BEGIN Materials provided

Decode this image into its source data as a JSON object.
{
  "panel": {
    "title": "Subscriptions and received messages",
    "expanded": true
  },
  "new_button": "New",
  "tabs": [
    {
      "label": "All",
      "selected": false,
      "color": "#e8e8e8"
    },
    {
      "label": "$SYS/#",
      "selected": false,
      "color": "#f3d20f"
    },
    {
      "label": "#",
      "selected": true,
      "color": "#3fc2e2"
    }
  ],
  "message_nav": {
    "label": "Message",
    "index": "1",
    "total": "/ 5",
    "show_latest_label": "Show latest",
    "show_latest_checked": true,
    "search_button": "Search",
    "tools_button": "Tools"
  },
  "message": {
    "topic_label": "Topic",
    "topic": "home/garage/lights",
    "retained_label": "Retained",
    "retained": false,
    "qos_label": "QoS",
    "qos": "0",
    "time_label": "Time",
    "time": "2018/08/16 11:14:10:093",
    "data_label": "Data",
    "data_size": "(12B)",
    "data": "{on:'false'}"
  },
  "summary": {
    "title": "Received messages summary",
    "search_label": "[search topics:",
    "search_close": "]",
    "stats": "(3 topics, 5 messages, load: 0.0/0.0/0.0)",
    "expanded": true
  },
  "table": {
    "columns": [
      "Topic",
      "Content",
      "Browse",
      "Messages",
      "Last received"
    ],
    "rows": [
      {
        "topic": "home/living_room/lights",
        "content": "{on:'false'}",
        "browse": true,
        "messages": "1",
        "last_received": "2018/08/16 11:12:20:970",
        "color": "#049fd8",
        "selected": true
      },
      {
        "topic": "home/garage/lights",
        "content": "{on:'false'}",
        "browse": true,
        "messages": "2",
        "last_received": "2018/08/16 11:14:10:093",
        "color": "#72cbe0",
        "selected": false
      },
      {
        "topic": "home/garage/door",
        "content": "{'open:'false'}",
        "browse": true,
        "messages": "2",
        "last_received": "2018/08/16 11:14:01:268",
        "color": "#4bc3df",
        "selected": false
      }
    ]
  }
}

END Materials provided
BEGIN Materials provided

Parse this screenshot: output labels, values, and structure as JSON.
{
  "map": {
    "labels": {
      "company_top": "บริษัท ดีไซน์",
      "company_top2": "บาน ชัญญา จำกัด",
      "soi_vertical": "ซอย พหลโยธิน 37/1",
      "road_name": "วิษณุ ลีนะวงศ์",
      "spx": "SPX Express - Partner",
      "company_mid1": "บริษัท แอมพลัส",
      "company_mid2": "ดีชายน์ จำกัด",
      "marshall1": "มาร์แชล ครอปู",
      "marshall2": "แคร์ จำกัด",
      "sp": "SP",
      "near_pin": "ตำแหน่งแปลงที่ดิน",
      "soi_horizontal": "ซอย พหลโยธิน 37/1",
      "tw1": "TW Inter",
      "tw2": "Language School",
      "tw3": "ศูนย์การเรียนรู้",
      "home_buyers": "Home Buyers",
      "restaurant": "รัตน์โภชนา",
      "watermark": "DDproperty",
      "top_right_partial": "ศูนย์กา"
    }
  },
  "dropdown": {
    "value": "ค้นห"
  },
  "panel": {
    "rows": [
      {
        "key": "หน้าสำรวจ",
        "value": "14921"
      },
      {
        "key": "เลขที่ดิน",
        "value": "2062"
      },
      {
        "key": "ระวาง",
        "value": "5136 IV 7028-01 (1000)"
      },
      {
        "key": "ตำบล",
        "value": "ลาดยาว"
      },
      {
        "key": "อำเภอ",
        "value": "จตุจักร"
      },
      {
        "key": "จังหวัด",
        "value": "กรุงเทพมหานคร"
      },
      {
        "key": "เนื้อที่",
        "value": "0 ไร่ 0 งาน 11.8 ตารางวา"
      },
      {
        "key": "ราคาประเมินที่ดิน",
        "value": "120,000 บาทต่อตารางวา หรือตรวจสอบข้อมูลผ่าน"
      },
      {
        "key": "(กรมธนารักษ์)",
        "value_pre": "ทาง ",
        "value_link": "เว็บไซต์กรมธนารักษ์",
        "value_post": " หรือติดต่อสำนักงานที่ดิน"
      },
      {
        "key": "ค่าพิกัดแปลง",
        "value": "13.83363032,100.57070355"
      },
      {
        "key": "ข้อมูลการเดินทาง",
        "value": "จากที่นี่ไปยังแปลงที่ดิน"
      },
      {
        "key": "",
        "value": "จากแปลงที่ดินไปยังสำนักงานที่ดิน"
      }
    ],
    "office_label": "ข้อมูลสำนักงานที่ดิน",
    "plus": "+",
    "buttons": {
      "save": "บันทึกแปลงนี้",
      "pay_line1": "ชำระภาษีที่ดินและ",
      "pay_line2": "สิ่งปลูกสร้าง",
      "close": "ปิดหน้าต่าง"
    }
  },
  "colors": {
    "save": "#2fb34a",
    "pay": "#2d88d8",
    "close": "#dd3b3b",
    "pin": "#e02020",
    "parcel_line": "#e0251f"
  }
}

END Materials provided

◆ **Aim of the exercise**: Gather from the entries above all lines that include the string "JSON".

◆ **Exercise result**:
Decode this image into its source data as a JSON object.
Parse this screenshot: output labels, values, and structure as JSON.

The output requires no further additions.